What to work on:
For each line below that contains the string "title", copy that line.

Figure dataset records

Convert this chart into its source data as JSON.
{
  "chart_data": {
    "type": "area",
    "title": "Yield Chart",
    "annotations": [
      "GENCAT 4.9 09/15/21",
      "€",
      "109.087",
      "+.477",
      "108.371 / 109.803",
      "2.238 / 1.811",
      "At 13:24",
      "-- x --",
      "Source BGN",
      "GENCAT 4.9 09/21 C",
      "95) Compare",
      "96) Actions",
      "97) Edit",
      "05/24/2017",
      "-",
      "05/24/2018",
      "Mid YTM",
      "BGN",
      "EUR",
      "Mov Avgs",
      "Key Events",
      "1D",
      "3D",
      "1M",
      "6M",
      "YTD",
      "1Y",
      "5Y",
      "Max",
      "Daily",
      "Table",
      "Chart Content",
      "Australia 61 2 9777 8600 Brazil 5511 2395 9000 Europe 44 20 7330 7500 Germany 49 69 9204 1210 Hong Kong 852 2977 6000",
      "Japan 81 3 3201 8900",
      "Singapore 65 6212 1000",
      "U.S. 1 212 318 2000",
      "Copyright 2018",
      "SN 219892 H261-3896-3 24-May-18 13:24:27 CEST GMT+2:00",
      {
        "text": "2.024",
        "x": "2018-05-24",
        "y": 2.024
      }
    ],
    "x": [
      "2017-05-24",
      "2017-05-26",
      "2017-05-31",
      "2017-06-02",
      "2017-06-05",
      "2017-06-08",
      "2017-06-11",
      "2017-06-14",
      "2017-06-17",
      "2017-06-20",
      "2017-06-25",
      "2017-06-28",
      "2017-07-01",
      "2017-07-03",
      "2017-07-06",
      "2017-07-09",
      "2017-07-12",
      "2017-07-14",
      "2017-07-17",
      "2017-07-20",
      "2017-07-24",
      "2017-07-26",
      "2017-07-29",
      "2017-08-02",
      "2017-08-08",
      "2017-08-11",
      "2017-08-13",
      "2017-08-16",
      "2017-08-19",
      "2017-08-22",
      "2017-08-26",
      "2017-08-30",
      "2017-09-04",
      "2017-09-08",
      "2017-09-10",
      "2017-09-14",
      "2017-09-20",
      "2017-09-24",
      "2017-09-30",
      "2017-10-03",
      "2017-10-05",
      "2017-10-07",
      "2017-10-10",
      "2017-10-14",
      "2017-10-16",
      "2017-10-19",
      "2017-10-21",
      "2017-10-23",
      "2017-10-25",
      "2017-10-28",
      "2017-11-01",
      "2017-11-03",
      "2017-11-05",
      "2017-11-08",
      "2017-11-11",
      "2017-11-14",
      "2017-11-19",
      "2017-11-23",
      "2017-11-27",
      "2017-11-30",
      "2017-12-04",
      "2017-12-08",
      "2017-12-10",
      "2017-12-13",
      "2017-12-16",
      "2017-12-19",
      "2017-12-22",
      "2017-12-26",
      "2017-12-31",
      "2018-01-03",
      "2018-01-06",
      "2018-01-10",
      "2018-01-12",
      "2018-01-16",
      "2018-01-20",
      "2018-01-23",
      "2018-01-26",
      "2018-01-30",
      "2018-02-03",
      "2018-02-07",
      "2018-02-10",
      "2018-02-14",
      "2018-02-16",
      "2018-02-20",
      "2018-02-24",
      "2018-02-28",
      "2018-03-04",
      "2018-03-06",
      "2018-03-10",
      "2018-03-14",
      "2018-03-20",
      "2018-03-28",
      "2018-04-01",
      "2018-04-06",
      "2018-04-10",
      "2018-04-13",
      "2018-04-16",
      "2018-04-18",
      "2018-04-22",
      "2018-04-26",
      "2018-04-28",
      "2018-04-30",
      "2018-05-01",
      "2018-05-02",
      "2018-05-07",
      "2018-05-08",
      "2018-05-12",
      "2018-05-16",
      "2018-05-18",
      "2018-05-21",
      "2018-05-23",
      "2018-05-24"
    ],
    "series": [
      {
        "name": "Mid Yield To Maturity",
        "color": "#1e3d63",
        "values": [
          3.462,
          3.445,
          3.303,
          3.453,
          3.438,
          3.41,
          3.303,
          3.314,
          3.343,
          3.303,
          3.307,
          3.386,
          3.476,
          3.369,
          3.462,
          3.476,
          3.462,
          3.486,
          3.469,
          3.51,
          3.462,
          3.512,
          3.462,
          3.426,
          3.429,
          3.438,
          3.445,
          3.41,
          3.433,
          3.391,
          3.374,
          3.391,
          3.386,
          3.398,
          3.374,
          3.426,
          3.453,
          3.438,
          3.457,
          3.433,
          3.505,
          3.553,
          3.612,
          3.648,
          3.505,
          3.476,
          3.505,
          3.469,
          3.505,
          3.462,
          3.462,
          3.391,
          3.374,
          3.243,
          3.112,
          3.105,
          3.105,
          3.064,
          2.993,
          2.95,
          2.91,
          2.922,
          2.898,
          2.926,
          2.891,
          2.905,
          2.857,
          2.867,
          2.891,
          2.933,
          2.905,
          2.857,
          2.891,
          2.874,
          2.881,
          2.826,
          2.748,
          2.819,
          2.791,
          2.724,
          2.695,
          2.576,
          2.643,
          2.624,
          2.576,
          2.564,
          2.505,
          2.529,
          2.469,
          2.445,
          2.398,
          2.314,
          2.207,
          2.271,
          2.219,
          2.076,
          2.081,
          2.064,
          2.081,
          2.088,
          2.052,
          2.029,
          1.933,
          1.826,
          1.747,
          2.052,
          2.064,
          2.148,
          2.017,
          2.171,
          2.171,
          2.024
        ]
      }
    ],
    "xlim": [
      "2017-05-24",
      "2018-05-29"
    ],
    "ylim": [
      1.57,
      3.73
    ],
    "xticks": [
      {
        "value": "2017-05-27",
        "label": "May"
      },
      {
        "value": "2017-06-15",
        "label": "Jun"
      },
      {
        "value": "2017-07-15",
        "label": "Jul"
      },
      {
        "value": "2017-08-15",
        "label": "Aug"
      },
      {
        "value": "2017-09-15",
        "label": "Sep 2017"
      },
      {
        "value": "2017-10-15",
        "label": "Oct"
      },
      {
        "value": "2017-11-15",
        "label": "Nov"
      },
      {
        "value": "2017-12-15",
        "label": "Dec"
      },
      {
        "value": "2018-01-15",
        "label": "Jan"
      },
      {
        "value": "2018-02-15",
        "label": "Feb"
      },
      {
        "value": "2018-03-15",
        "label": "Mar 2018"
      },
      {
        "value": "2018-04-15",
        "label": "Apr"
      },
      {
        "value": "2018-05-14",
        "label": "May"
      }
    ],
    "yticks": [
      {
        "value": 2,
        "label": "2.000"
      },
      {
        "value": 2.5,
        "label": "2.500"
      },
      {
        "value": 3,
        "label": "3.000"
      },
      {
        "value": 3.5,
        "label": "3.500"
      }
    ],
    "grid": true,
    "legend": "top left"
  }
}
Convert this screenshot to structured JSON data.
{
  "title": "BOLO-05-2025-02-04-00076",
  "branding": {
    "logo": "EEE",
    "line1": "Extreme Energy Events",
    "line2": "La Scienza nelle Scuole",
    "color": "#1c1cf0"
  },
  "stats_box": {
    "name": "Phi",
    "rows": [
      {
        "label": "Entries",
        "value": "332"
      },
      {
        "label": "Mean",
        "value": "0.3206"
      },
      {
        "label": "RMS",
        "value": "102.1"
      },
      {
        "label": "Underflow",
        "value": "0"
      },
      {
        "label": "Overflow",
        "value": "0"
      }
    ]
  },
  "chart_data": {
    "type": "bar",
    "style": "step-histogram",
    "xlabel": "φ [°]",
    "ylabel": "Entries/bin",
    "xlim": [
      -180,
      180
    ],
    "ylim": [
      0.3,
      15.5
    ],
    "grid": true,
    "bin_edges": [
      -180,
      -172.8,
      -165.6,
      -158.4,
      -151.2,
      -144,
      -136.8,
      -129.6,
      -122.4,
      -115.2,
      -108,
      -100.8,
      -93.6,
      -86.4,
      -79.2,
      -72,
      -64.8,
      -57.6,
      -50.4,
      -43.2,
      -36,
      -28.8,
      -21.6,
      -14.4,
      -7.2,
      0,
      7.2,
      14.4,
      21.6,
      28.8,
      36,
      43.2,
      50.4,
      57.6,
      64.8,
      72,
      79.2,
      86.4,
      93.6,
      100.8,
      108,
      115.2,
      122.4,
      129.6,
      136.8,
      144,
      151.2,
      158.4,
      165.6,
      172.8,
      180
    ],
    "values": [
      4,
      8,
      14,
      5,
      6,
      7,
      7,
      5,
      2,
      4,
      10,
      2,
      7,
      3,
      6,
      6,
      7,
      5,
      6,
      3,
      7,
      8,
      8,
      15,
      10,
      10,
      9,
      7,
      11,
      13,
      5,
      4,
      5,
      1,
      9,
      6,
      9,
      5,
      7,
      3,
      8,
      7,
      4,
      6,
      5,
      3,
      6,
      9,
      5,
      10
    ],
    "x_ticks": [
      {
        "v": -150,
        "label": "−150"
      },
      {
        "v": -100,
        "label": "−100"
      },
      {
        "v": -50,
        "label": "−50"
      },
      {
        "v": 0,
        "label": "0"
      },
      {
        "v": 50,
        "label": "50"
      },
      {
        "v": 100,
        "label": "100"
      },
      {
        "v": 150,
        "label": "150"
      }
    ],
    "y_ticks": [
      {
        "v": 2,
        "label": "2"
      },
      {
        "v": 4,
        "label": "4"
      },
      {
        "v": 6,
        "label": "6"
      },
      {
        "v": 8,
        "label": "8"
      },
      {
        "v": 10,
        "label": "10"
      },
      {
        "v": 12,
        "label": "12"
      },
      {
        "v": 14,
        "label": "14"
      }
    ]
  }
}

Output below:
    "title": "Yield Chart",
  "title": "BOLO-05-2025-02-04-00076",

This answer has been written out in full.